Annotated element rows
==========

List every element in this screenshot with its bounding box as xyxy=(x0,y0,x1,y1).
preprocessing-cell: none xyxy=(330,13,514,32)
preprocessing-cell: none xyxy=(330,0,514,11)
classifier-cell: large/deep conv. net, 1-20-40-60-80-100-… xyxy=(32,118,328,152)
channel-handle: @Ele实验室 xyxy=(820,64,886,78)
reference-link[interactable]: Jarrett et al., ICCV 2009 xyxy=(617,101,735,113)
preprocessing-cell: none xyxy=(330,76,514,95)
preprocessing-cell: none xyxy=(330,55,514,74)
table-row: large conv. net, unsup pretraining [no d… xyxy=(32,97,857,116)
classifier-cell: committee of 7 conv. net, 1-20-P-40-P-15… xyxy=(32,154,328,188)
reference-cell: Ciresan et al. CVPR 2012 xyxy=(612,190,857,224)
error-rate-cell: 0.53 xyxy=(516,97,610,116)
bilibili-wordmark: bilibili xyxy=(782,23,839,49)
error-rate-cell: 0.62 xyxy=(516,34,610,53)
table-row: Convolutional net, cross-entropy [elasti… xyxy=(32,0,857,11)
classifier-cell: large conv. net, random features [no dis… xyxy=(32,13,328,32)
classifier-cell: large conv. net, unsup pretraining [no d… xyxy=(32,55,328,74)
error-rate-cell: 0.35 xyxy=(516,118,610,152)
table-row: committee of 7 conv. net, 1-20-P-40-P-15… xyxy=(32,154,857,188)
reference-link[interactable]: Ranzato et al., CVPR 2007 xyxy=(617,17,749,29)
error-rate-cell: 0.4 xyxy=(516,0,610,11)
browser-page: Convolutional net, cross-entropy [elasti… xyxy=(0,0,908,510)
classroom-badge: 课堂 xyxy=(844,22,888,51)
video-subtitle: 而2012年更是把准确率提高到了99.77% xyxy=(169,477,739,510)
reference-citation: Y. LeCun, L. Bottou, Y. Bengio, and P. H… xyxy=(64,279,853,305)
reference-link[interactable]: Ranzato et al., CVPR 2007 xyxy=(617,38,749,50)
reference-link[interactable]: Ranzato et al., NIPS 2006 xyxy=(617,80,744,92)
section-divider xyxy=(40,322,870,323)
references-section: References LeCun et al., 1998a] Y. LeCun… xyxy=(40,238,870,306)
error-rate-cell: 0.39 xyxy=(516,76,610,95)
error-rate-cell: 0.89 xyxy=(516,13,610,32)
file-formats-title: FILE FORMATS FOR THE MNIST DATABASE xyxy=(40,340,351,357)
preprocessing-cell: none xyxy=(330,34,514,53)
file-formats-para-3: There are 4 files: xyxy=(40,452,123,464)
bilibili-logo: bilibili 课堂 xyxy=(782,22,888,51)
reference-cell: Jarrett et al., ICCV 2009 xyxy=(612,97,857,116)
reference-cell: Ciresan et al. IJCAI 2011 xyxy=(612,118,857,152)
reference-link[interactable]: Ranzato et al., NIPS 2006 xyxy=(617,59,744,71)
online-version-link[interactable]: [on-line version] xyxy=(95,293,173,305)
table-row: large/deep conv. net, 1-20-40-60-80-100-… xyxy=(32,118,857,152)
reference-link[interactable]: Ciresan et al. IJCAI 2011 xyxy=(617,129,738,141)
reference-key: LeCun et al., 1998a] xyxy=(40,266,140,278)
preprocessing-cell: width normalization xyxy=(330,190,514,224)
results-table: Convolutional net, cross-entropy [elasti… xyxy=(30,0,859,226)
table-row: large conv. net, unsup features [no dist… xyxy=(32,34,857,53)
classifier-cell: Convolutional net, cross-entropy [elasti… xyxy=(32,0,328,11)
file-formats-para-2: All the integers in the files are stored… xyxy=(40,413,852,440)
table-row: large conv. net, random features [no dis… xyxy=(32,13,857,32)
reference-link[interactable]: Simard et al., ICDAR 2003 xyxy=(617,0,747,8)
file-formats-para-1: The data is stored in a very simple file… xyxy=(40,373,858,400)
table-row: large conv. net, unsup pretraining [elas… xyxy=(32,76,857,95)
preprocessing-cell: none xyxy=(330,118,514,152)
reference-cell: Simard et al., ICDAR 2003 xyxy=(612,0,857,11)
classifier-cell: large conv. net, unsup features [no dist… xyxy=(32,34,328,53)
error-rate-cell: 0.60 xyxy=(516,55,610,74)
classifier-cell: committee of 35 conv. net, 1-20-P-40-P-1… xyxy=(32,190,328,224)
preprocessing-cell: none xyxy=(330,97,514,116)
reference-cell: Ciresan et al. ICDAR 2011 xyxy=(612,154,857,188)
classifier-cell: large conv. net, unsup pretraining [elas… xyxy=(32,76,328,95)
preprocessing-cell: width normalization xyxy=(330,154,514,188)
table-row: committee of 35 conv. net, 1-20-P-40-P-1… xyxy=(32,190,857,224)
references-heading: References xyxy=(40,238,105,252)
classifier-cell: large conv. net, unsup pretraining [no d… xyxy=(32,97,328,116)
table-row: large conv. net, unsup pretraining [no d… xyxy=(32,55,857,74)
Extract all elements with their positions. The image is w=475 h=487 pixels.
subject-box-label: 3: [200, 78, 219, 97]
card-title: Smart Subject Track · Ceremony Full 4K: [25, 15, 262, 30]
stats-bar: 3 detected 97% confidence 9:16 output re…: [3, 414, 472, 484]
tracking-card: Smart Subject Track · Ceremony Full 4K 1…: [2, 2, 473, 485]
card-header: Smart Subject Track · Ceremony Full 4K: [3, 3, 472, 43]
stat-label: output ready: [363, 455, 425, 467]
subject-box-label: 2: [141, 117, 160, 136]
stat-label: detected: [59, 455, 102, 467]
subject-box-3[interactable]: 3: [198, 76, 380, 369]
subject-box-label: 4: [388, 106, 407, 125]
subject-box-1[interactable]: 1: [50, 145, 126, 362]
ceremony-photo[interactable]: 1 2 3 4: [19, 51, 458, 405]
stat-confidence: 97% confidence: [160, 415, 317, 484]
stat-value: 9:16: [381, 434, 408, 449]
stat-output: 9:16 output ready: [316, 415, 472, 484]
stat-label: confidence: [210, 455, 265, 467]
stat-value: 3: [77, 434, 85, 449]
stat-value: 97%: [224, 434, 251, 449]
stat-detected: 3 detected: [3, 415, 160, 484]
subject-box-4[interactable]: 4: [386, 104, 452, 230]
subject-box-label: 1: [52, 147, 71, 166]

==========

_EXERCISE TASK_
Lay out the rows from the start through the line containing "[no d… xyxy=(32,97,857,116)" as a Markdown table with the columns "No." and "Entry", leaving out any blank lines.

_SOLUTION TO THE EXERCISE_
| No. | Entry |
|---|---|
| 1 | List every element in this screenshot with its bounding box as xyxy=(x0,y0,x1,y1). |
| 2 | preprocessing-cell: none xyxy=(330,13,514,32) |
| 3 | preprocessing-cell: none xyxy=(330,0,514,11) |
| 4 | classifier-cell: large/deep conv. net, 1-20-40-60-80-100-… xyxy=(32,118,328,152) |
| 5 | channel-handle: @Ele实验室 xyxy=(820,64,886,78) |
| 6 | reference-link[interactable]: Jarrett et al., ICCV 2009 xyxy=(617,101,735,113) |
| 7 | preprocessing-cell: none xyxy=(330,76,514,95) |
| 8 | preprocessing-cell: none xyxy=(330,55,514,74) |
| 9 | table-row: large conv. net, unsup pretraining [no d… xyxy=(32,97,857,116) |